* INSTRUCTION: Work out how many lines of the material below mention the word "color"; reply with the number only.

* DATASET:
[start]
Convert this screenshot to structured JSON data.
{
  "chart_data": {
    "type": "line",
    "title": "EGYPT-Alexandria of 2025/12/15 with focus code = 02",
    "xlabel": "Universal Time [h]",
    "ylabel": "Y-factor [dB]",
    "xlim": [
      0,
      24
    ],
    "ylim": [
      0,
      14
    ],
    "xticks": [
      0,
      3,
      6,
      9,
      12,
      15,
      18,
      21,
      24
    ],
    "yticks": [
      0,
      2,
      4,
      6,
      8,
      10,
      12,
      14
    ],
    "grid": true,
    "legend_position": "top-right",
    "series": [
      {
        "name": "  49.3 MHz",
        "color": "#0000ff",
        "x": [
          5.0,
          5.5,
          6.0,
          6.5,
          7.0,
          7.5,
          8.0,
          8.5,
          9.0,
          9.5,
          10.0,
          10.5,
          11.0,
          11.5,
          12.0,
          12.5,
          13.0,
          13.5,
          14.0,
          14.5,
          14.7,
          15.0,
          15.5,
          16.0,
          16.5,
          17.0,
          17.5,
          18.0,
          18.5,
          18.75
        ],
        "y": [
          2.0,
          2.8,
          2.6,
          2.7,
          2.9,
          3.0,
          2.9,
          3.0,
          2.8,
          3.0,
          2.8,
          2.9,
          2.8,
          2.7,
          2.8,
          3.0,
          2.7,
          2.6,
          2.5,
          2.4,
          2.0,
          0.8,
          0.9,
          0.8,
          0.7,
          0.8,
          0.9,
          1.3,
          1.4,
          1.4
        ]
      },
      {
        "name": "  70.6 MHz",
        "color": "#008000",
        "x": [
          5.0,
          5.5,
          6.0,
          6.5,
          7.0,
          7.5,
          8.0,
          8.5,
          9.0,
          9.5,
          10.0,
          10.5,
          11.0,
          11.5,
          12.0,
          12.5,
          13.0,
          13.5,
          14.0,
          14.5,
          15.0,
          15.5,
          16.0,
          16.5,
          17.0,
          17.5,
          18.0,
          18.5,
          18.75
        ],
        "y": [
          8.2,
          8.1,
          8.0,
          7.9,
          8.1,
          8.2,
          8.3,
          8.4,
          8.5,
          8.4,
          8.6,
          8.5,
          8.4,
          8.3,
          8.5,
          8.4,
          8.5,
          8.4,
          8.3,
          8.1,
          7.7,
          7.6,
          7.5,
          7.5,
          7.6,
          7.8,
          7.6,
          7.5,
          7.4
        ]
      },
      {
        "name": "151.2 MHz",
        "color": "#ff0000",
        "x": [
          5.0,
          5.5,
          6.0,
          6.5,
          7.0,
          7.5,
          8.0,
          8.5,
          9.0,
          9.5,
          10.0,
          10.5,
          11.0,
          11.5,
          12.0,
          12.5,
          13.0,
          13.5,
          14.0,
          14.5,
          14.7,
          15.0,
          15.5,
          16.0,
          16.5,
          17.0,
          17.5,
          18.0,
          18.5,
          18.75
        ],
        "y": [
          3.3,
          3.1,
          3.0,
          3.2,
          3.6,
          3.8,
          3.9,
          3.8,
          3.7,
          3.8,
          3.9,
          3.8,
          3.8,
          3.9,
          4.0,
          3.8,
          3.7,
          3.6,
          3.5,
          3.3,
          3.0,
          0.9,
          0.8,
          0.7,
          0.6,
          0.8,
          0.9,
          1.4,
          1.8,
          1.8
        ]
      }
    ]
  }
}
[end]
* ANSWER IN FULL: 3